Also, I'll put in a plug for the book I wrote, Multicultural Books to
Make and Share, which is published by Scholastic Professional Books and
has 16 book projects and is geared for grades K-6. It's available on
Amazon.com and from Scholastic, 1-800-724-6527. I'm shipping off a new
manuscript today, Step-by-Step- 3-D Pop-Up Reports for American History,
which will be out next year, and working on one with book projects for
learning basic kindergarten concepts.
        I teach mostly grades K-6, but have also worked with older grades. I
probably do 2/3 of my teaching with kids and 1/3 with teachers. I just
do the bookmaking with the kids and the teachers work with them later on
content. I show them a few examples of ways I've used the book form to
get them thinking. I have a pretty extensive collection of samples I
have made that use books for specific subjects, solar system, penguins,
insects, explorer's time line, etc. and teachers and students find them
very helpful.

○ ○ ○ ○ ○

## Task statement
Please return the bookmaking text word for word, from "Also, I'll put" up to and including "basic kindergarten concepts.".

## Data extract

○ ○ ○ ○ ○

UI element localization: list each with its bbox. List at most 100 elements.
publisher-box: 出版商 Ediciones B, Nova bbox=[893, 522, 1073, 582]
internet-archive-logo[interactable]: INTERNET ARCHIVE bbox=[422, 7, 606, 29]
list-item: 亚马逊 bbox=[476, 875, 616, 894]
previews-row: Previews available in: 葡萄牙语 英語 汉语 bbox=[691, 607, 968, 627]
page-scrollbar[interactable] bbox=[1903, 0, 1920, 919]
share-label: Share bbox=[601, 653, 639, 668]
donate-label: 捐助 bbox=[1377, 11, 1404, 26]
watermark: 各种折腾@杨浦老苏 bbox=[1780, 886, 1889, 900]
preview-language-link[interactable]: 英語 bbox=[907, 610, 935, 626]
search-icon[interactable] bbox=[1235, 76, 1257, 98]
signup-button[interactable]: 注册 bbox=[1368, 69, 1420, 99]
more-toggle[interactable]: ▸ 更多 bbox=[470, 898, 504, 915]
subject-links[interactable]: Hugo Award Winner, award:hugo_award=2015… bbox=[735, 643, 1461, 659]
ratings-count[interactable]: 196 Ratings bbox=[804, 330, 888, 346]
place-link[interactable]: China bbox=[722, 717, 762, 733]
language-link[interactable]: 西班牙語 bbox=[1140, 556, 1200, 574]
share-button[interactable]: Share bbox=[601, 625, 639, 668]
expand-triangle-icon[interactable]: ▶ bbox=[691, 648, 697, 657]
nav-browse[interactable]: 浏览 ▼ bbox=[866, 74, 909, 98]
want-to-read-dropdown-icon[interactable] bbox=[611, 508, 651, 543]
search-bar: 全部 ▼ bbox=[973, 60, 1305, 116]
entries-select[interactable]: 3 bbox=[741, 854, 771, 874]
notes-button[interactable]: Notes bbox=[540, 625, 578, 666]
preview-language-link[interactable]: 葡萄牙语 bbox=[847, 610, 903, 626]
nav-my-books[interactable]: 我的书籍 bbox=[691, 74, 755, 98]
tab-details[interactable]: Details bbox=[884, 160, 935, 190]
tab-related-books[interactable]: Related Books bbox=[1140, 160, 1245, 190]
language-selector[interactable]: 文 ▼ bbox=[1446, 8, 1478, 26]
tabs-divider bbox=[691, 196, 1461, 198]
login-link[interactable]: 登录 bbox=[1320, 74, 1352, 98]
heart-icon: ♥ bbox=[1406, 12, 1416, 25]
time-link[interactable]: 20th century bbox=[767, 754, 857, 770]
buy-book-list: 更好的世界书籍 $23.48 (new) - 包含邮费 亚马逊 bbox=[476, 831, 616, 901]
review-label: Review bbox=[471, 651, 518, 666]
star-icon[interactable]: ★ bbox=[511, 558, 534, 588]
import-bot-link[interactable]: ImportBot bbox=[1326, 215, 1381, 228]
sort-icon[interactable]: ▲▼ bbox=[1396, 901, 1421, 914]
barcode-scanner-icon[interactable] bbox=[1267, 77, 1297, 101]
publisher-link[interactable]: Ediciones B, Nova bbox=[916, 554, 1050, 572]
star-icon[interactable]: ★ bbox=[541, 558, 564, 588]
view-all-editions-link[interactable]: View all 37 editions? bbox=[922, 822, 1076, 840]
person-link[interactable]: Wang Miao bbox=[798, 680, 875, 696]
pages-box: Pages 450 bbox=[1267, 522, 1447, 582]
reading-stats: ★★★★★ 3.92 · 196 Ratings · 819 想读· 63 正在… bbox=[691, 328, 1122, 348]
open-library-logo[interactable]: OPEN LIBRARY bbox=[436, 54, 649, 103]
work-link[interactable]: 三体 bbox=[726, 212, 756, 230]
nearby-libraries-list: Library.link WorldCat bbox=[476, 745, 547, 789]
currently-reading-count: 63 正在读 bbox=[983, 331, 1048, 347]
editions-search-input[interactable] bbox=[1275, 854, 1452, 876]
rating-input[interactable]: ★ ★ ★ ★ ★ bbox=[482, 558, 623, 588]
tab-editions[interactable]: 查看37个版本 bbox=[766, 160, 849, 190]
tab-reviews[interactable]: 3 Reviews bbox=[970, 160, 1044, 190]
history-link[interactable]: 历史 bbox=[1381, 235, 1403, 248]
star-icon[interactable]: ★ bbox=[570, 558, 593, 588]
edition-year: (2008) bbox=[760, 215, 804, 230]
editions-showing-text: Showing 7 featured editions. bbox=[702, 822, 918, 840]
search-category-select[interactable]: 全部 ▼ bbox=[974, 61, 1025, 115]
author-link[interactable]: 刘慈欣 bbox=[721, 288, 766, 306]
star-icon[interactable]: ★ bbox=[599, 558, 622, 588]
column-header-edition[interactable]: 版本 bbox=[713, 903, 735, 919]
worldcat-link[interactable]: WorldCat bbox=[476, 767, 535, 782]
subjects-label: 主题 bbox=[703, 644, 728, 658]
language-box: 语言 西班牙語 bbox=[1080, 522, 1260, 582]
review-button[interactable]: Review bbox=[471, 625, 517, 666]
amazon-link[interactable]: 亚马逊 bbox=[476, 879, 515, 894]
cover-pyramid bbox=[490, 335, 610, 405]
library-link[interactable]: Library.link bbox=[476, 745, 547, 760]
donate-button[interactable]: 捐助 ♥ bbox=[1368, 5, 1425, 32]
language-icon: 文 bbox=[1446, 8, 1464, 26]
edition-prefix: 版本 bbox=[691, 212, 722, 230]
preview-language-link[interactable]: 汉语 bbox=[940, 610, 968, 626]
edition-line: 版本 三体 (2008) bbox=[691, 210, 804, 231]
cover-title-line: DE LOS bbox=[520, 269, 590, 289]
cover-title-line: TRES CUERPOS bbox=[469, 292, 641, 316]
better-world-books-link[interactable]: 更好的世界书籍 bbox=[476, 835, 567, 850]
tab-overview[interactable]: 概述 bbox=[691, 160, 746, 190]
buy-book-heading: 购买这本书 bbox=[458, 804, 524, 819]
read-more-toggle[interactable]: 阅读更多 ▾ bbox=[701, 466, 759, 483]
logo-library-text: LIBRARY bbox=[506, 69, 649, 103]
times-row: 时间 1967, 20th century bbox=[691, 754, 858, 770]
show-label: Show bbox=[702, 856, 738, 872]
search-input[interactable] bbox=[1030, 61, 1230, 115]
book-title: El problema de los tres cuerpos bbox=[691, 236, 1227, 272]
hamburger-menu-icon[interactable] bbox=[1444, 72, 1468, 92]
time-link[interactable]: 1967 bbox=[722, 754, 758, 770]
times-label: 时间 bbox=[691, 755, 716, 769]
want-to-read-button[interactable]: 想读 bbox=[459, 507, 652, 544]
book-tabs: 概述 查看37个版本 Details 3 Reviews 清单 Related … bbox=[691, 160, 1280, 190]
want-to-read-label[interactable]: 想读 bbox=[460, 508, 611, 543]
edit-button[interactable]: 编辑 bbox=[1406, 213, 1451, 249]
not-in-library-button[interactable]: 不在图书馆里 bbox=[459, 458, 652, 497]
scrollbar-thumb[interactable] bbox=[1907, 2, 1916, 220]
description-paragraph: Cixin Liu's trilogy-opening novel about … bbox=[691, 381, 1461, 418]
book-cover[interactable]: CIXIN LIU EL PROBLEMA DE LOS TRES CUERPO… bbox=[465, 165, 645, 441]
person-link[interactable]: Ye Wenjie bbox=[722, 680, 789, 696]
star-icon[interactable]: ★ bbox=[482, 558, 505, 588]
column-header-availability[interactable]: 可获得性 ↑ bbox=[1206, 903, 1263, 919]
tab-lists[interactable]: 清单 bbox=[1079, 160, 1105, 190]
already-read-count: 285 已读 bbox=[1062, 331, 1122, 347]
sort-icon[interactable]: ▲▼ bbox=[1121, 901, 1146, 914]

○ ○ ○ ○ ○

## Exercise result
Also, I'll put in a plug for the book I wrote, Multicultural Books to
Make and Share, which is published by Scholastic Professional Books and
has 16 book projects and is geared for grades K-6. It's available on
Amazon.com and from Scholastic, 1-800-724-6527. I'm shipping off a new
manuscript today, Step-by-Step- 3-D Pop-Up Reports for American History,
which will be out next year, and working on one with book projects for
learning basic kindergarten concepts.